◆ Saved data entries
------------------------

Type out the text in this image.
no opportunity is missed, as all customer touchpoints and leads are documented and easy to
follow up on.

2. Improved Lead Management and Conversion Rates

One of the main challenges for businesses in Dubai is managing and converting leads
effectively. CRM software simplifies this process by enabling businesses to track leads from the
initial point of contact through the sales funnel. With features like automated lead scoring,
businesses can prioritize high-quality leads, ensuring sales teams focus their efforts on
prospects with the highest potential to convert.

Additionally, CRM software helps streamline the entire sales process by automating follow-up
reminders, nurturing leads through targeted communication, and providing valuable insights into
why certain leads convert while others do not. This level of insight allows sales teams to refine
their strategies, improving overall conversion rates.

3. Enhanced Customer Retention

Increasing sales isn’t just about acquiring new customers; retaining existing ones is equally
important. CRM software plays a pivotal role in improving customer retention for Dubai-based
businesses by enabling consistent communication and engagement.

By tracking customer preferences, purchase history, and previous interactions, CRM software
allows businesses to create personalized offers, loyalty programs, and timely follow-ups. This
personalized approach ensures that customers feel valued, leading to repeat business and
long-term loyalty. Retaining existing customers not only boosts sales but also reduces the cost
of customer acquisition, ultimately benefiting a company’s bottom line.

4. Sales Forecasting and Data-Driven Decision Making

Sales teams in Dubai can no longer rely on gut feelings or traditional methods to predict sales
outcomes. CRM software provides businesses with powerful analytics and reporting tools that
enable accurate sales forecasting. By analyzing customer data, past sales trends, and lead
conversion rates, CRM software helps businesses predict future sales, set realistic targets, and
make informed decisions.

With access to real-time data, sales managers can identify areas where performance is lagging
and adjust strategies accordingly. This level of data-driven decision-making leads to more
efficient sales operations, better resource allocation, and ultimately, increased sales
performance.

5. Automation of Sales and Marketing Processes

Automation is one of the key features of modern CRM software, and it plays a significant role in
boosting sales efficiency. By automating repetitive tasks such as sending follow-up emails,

------------------------

◆ GIVEN REQUEST
Give back the whole listing exactly as it reads.

◆ TASK ANSWER
Type out the text in this image.
no opportunity is missed, as all customer touchpoints and leads are documented and easy to
follow up on.

2. Improved Lead Management and Conversion Rates

One of the main challenges for businesses in Dubai is managing and converting leads
effectively. CRM software simplifies this process by enabling businesses to track leads from the
initial point of contact through the sales funnel. With features like automated lead scoring,
businesses can prioritize high-quality leads, ensuring sales teams focus their efforts on
prospects with the highest potential to convert.

Additionally, CRM software helps streamline the entire sales process by automating follow-up
reminders, nurturing leads through targeted communication, and providing valuable insights into
why certain leads convert while others do not. This level of insight allows sales teams to refine
their strategies, improving overall conversion rates.

3. Enhanced Customer Retention

Increasing sales isn’t just about acquiring new customers; retaining existing ones is equally
important. CRM software plays a pivotal role in improving customer retention for Dubai-based
businesses by enabling consistent communication and engagement.

By tracking customer preferences, purchase history, and previous interactions, CRM software
allows businesses to create personalized offers, loyalty programs, and timely follow-ups. This
personalized approach ensures that customers feel valued, leading to repeat business and
long-term loyalty. Retaining existing customers not only boosts sales but also reduces the cost
of customer acquisition, ultimately benefiting a company’s bottom line.

4. Sales Forecasting and Data-Driven Decision Making

Sales teams in Dubai can no longer rely on gut feelings or traditional methods to predict sales
outcomes. CRM software provides businesses with powerful analytics and reporting tools that
enable accurate sales forecasting. By analyzing customer data, past sales trends, and lead
conversion rates, CRM software helps businesses predict future sales, set realistic targets, and
make informed decisions.

With access to real-time data, sales managers can identify areas where performance is lagging
and adjust strategies accordingly. This level of data-driven decision-making leads to more
efficient sales operations, better resource allocation, and ultimately, increased sales
performance.

5. Automation of Sales and Marketing Processes

Automation is one of the key features of modern CRM software, and it plays a significant role in
boosting sales efficiency. By automating repetitive tasks such as sending follow-up emails,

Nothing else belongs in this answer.